---- Selected text

Petition To Pardon Subject Of 'Making A Murderer' Grows To 180,000

Steven Avery is currently serving life in prison.

In 1985, Steven Avery of Manitowoc, Wisc., was convicted of sexual assault and sent to prison despite overwhelming evidence that the police had the wrong man. After DNA evidence exonerated him 18 years later, he soon found himself back in trouble as the prime suspect in a brutal 2005 murder. His story is the subject of the new Netflix documentary Making a Murderer, and while it's ambiguous as to what really happened in Teresa Halbach's death, the show exposes without a doubt some shocking shortcomings in our judicial system.

Needless to say, the show has inspired strong reactions from just about everyone who has seen it. Whereas other true crime stories such as Serial and The Jinx have tried to unravel unsolved mysteries, Making a Murderer from the start isn't shy about its position. It doesn't try to figure out how the crimes Avery was convicted of were committed, but rather it slowly unveils the horror story of a man stripped of his rights and potentially framed by a corrupt police department.

Unsurprisingly, petitions calling for his exoneration (again) have sprung up in the wake of the show's release. A petition has already reached more than 180,000 signatures and another via the White House is close to 20,000. If the latter reaches 100,000 by January 19, the White House must respond to it publicly. It's unclear whether such support would actually lead to any legal action, because the case can't be reopened without new evidence, but the awareness is definitely good for Avery and for the future of the judicial system.

--------
---- Supplied data

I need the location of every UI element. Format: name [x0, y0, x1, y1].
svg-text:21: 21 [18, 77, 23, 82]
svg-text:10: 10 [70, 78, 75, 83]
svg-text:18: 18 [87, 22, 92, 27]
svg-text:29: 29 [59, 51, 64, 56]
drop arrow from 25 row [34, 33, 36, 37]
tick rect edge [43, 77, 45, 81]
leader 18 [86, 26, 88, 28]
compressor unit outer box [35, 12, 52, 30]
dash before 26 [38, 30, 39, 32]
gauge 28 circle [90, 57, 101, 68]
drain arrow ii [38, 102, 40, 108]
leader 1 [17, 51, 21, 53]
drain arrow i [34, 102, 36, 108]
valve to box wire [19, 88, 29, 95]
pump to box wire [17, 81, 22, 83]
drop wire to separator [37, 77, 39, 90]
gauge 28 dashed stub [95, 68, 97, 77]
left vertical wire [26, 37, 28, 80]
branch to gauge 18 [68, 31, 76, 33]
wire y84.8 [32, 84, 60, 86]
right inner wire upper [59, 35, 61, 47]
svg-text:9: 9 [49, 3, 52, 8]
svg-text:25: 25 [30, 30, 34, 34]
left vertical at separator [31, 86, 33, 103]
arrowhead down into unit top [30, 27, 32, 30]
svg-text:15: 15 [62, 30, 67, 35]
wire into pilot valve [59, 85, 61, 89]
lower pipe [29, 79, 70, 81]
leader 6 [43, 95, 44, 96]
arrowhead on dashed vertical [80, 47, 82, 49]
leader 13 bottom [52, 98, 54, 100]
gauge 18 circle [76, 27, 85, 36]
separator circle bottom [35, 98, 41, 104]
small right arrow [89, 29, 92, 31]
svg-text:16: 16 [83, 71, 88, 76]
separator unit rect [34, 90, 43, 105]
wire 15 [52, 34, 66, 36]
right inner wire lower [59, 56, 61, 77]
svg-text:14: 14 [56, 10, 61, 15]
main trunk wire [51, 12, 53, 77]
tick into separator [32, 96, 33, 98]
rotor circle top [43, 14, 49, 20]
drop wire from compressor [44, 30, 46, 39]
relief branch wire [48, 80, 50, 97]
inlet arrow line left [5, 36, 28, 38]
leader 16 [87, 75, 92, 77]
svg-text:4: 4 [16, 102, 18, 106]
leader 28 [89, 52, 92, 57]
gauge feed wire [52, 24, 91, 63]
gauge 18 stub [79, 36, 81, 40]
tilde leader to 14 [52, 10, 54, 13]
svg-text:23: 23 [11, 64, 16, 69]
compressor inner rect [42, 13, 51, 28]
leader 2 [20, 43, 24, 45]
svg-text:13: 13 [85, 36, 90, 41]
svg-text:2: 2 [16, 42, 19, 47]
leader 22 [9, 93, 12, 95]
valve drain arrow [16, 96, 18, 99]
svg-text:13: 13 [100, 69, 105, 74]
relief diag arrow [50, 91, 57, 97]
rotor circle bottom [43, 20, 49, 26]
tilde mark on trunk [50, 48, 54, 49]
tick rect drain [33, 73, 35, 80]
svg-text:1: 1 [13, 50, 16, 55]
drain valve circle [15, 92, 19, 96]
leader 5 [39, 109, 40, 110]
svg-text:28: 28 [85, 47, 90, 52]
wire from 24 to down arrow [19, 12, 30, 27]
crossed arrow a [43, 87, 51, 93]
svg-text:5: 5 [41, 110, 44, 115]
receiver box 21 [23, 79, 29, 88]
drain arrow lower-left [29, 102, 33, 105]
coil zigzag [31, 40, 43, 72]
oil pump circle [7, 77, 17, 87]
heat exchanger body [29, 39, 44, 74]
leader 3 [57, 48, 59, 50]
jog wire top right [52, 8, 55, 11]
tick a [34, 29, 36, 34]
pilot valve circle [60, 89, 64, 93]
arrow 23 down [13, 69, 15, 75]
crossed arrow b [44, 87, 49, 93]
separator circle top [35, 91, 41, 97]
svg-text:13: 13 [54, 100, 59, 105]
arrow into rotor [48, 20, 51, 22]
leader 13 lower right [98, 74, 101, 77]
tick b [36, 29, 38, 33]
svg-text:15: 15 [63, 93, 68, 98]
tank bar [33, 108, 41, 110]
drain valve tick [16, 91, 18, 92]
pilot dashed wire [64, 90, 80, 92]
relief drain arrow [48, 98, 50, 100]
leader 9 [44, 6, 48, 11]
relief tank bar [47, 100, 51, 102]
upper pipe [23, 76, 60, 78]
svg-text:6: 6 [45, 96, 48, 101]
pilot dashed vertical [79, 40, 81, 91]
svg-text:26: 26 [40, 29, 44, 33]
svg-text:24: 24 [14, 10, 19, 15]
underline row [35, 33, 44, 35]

--------

## Required action A
List every true crime story or show named in the article about the Steven Avery petition.
## Required action B
From the article about the Steven Avery petition, print the passage that begins at the words "Needless to say, the" and stops after "corrupt police department.".

## Expected output A
Making a Murderer, Serial, The Jinx

## Expected output B
Needless to say, the show has inspired strong reactions from just about everyone who has seen it. Whereas other true crime stories such as Serial and The Jinx have tried to unravel unsolved mysteries, Making a Murderer from the start isn't shy about its position. It doesn't try to figure out how the crimes Avery was convicted of were committed, but rather it slowly unveils the horror story of a man stripped of his rights and potentially framed by a corrupt police department.